# Start of Dataset excerpts

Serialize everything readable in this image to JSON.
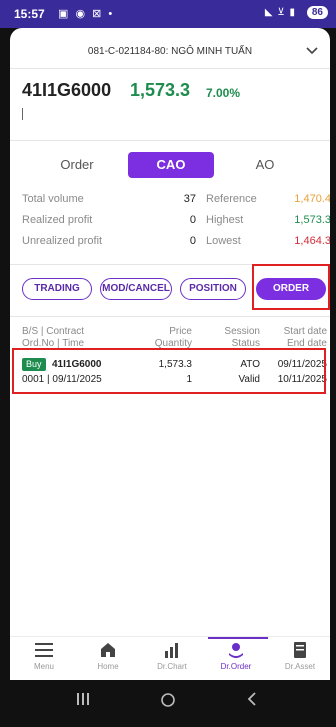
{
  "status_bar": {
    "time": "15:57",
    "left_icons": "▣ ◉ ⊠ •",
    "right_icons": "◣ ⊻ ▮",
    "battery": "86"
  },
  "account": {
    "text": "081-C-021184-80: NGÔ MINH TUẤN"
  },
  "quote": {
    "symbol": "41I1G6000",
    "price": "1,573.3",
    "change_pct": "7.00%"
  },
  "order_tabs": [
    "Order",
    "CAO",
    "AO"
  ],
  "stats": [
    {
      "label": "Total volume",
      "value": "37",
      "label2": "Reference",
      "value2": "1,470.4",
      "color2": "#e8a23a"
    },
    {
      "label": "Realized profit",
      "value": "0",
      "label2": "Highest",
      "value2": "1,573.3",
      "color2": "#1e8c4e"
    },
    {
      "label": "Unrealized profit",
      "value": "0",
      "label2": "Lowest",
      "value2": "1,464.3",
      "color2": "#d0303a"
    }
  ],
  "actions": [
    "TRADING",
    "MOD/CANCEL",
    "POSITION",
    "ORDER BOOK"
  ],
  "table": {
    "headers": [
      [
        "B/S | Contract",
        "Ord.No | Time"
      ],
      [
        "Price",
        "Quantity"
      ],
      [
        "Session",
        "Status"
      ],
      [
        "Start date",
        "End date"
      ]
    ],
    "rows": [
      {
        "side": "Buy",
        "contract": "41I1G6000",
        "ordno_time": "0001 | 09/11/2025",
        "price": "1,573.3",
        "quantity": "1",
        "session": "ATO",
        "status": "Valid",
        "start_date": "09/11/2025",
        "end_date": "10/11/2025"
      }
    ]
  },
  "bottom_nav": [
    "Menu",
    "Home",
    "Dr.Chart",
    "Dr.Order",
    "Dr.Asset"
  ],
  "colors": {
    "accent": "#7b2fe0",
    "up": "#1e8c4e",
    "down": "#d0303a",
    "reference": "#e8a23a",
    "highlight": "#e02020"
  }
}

# End of Dataset excerpts

Goal of the exercise:
Using the data above, print every line exactly, omitting pictures.

Output for this exercise:
Serialize everything readable in this image to JSON.
{
  "status_bar": {
    "time": "15:57",
    "left_icons": "▣ ◉ ⊠ •",
    "right_icons": "◣ ⊻ ▮",
    "battery": "86"
  },
  "account": {
    "text": "081-C-021184-80: NGÔ MINH TUẤN"
  },
  "quote": {
    "symbol": "41I1G6000",
    "price": "1,573.3",
    "change_pct": "7.00%"
  },
  "order_tabs": [
    "Order",
    "CAO",
    "AO"
  ],
  "stats": [
    {
      "label": "Total volume",
      "value": "37",
      "label2": "Reference",
      "value2": "1,470.4",
      "color2": "#e8a23a"
    },
    {
      "label": "Realized profit",
      "value": "0",
      "label2": "Highest",
      "value2": "1,573.3",
      "color2": "#1e8c4e"
    },
    {
      "label": "Unrealized profit",
      "value": "0",
      "label2": "Lowest",
      "value2": "1,464.3",
      "color2": "#d0303a"
    }
  ],
  "actions": [
    "TRADING",
    "MOD/CANCEL",
    "POSITION",
    "ORDER BOOK"
  ],
  "table": {
    "headers": [
      [
        "B/S | Contract",
        "Ord.No | Time"
      ],
      [
        "Price",
        "Quantity"
      ],
      [
        "Session",
        "Status"
      ],
      [
        "Start date",
        "End date"
      ]
    ],
    "rows": [
      {
        "side": "Buy",
        "contract": "41I1G6000",
        "ordno_time": "0001 | 09/11/2025",
        "price": "1,573.3",
        "quantity": "1",
        "session": "ATO",
        "status": "Valid",
        "start_date": "09/11/2025",
        "end_date": "10/11/2025"
      }
    ]
  },
  "bottom_nav": [
    "Menu",
    "Home",
    "Dr.Chart",
    "Dr.Order",
    "Dr.Asset"
  ],
  "colors": {
    "accent": "#7b2fe0",
    "up": "#1e8c4e",
    "down": "#d0303a",
    "reference": "#e8a23a",
    "highlight": "#e02020"
  }
}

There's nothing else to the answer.